- [Selected passage]
/---

CTNI-24. A PHASE 1/2 STUDY OF AVAPRITINIB IN PEDIATRIC PATIENTS WITH SOLID TUMORS DEPENDENT ON KIT OR PDGFRA SIGNALING

Abstract

Prognosis for pediatric patients with advanced relapsed/refractory (R/R) solid (including central nervous system [CNS]) tumors is poor; response rates are only ~15% with targeted therapies. Germ cell tumors and high-grade glioma (HGG) are the most common with KIT alterations; sarcoma and HGG are the most common tumors with platelet-derived growth factor receptor alpha (PDGFRA) alterations. H3K27M gliomas are dependent on PDGFRA signaling and patients have an overall survival of ~1 year. No KIT/PDGFRA targeted therapies are currently approved for pediatric patients with R/R solid or CNS tumors, or H3K27M gliomas. The selective KIT and PDGFRA inhibitor, avapritinib, demonstrated potent activity against KIT activation-loop (exon 17), juxtamembrane (exon 11), and extracellular-domain (exon 9) mutants (IC₅₀ < 2 nM), and PDGFRA activation-loop (D842V) mutants (IC₅₀ = 0.24 nM); cellular IC₅₀ of PDGFRA wild-type was 95 nM. CNS penetration in preclinical models (brain-to-plasma ratios at steady-state ranging from 0.74–1.00) demonstrated potential for CNS antitumor activity. Avapritinib is approved for the treatment of adults with unresectable/metastatic gastrointestinal stromal tumors (GIST) harboring PDGFRA exon 18 mutations (including D842V) in the USA, and in the EU for adults with unresectable/metastatic GIST harboring a PDGFRA D842V mutation. Objectives of this 2-part phase 1/2, multicenter, open-label study are to assess avapritinib safety, preliminary efficacy, and pharmacokinetics in pediatric patients aged 2 to < 18 years with solid R/R tumors dependent on KIT or PDGFRA signaling, including H3K27M gliomas and no alternative treatment options. Part 1 will enroll ≥ 6 patients; primary endpoint is confirmed age and body surface area physiologically-based pharmacokinetic modeling dose to provide equivalent exposure to the 300 mg adult avapritinib dose. Part 2 will enroll ≥ 25 patients at the recommended avapritinib dose from Part 1; primary endpoint is objective response rate. Avapritinib once-daily will be administered in continuous 28-day cycles.

\---

[Dataset entries]
/---

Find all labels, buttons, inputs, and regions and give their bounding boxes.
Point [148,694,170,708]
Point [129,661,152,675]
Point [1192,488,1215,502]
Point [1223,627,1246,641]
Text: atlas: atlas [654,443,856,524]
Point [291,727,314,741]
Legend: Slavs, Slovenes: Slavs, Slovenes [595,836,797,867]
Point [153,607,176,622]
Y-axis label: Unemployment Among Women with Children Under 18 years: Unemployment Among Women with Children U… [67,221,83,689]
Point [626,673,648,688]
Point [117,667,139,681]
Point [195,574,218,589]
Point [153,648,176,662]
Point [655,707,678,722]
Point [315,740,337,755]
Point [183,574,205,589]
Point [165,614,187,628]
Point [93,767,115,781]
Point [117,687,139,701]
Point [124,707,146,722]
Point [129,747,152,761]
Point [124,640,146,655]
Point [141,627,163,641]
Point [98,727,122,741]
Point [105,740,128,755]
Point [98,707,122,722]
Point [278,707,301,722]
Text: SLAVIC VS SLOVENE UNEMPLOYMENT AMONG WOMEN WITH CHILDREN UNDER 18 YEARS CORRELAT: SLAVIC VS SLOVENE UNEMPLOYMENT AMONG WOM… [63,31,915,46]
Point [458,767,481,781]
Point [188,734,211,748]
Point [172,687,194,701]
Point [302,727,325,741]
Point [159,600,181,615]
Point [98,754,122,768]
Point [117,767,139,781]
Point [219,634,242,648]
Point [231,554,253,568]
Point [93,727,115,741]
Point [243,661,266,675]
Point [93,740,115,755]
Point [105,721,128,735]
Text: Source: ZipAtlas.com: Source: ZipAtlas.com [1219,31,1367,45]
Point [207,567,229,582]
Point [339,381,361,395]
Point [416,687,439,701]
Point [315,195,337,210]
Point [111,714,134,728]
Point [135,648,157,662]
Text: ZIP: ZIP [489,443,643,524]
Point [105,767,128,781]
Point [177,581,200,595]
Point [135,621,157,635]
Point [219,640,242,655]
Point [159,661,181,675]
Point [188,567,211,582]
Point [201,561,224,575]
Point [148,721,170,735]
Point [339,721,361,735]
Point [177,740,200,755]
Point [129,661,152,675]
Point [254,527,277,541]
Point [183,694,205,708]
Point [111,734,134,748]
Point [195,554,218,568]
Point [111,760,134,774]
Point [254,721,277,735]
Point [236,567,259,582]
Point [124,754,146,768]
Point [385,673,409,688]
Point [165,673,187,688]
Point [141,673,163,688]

\---

- [Exercise] According to the avapritinib abstract, what preclinical finding indicated that avapritinib might have antitumor activity in the central nervous system? Answer in one to three sentences. Rely solely on the avapritinib abstract.

- [Response area] In preclinical models, avapritinib penetrated the CNS, with steady-state brain-to-plasma ratios of 0.74–1.00. This penetration demonstrated its potential for CNS antitumor activity.